# Exercise
Each line below that contains "perfecta" counts once; report the total and nothing more.

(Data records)
-- START --

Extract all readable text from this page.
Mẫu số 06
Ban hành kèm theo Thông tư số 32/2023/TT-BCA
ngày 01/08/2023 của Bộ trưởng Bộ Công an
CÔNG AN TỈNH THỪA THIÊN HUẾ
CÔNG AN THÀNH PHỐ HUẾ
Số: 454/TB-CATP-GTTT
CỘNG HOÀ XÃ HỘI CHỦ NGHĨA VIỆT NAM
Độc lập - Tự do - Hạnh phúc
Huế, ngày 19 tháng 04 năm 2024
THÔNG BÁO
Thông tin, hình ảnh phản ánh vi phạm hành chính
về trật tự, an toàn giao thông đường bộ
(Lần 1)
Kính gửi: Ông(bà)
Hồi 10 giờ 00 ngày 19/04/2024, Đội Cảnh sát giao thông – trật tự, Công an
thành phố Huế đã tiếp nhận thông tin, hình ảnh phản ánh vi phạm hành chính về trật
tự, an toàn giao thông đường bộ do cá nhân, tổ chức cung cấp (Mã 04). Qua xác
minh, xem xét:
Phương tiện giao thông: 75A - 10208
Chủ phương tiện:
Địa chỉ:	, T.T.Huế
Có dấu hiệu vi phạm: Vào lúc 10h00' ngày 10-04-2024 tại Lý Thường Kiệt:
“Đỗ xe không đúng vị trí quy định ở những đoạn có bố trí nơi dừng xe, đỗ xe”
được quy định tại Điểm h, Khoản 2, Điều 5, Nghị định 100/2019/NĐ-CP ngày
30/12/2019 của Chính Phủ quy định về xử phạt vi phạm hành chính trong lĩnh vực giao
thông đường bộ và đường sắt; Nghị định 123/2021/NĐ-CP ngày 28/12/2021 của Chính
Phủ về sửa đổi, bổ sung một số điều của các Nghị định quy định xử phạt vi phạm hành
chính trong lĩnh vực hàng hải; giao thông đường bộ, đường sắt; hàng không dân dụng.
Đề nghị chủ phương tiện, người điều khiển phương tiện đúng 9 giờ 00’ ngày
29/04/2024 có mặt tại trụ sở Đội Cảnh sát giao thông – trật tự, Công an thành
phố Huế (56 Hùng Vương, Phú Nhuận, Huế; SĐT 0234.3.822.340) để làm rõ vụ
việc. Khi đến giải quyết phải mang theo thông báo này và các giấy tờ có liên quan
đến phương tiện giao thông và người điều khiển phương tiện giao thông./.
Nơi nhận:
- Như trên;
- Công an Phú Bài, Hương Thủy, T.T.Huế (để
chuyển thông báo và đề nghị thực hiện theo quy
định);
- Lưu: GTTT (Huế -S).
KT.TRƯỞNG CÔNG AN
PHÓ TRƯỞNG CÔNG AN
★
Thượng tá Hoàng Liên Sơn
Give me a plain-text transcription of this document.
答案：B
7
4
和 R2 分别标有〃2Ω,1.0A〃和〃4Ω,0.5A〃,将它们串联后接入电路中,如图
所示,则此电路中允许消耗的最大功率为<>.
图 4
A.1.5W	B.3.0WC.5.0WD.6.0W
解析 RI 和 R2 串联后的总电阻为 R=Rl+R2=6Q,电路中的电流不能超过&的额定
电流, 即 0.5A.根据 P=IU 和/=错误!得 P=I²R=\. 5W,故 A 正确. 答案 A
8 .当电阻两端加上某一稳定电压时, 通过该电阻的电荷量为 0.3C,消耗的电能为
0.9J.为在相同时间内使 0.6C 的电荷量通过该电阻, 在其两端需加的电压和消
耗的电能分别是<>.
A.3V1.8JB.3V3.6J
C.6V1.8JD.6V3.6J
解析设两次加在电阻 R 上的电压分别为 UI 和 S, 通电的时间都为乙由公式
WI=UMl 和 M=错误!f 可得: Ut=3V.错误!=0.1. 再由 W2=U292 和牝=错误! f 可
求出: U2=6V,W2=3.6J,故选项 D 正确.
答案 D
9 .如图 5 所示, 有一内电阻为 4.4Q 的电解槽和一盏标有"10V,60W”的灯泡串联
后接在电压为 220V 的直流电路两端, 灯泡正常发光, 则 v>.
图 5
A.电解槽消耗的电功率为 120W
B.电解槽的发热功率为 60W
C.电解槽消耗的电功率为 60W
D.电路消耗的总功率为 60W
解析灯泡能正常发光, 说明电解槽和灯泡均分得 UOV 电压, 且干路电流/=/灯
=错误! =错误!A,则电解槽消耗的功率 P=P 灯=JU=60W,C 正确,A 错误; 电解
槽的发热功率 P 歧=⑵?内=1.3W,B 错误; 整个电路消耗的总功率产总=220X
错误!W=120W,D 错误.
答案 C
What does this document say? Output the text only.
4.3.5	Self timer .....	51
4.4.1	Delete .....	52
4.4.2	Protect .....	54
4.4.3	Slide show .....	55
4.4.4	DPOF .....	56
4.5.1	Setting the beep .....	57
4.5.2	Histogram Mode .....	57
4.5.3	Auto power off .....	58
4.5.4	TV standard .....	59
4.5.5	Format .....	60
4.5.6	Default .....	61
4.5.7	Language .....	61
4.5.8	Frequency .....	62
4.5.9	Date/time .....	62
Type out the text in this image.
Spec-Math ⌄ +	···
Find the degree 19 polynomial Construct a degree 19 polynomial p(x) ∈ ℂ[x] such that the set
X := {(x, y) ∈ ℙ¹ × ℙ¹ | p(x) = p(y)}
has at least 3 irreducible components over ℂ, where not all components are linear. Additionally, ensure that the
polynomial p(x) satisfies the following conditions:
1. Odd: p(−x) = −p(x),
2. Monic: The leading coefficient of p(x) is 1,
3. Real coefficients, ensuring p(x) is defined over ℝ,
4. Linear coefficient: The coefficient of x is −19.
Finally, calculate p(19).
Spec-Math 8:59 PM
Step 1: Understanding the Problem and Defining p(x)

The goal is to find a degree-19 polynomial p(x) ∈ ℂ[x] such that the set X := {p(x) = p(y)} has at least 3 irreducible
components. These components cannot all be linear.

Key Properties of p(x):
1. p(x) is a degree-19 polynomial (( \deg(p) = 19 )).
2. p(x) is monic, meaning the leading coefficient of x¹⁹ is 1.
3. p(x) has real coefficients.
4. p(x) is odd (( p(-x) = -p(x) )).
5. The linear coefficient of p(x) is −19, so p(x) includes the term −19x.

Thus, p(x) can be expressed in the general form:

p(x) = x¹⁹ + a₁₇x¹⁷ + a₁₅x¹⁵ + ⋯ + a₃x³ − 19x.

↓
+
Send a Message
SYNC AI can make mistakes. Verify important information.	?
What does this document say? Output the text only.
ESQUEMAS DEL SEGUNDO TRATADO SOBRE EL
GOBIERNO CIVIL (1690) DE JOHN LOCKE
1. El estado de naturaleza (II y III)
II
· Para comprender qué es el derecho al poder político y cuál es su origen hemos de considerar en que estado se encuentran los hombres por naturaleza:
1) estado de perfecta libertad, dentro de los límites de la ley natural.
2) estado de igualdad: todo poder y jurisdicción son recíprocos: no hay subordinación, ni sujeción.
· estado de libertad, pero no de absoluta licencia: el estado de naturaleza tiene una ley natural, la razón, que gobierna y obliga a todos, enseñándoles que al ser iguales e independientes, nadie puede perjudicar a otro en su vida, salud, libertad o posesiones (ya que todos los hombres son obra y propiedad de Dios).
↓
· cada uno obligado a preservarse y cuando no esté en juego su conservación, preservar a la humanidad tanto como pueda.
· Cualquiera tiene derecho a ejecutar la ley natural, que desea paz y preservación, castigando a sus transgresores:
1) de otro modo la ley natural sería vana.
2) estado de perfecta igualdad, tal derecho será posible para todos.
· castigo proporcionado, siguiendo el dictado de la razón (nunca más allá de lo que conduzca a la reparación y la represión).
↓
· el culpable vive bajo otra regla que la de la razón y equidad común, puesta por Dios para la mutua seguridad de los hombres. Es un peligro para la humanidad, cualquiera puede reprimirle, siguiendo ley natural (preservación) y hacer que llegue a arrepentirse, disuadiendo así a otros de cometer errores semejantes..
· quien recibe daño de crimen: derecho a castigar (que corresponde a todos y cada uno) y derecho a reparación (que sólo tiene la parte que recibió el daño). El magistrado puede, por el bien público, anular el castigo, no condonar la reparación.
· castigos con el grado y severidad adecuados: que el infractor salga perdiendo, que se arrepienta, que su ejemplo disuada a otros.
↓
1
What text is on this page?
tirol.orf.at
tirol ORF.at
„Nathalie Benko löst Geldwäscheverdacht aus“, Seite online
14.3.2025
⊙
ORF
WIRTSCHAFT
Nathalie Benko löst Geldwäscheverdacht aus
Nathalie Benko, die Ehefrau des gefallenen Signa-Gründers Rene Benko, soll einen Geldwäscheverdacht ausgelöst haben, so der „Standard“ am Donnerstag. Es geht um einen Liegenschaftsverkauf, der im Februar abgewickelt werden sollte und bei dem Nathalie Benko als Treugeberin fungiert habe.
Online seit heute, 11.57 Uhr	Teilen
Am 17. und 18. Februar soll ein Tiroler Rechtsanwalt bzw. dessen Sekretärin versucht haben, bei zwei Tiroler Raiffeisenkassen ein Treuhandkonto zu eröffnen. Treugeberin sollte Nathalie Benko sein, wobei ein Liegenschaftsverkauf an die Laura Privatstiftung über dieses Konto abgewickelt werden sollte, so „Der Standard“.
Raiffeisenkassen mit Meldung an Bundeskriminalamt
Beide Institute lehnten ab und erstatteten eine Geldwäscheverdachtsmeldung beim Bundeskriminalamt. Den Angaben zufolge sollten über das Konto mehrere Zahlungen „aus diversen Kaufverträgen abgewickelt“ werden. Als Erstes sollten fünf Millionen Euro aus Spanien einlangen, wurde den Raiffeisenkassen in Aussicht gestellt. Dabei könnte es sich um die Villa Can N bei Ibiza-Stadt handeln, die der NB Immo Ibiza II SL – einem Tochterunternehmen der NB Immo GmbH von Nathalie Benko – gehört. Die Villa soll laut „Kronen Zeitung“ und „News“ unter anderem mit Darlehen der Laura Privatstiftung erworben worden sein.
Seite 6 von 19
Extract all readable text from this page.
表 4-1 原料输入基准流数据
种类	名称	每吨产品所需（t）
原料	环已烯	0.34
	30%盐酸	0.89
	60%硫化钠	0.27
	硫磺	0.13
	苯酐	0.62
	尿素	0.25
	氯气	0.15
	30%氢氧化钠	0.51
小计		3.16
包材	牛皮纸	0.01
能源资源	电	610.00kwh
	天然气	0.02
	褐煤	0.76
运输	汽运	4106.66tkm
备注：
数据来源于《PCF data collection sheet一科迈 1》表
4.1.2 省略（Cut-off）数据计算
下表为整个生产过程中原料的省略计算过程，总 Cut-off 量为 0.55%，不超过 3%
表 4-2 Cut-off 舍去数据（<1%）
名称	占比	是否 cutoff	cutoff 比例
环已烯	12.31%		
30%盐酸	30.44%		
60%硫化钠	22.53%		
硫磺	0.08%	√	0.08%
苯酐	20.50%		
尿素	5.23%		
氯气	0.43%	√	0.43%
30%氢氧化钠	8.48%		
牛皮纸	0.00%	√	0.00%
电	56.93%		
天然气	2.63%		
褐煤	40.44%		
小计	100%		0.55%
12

-- END --

# Correct response
2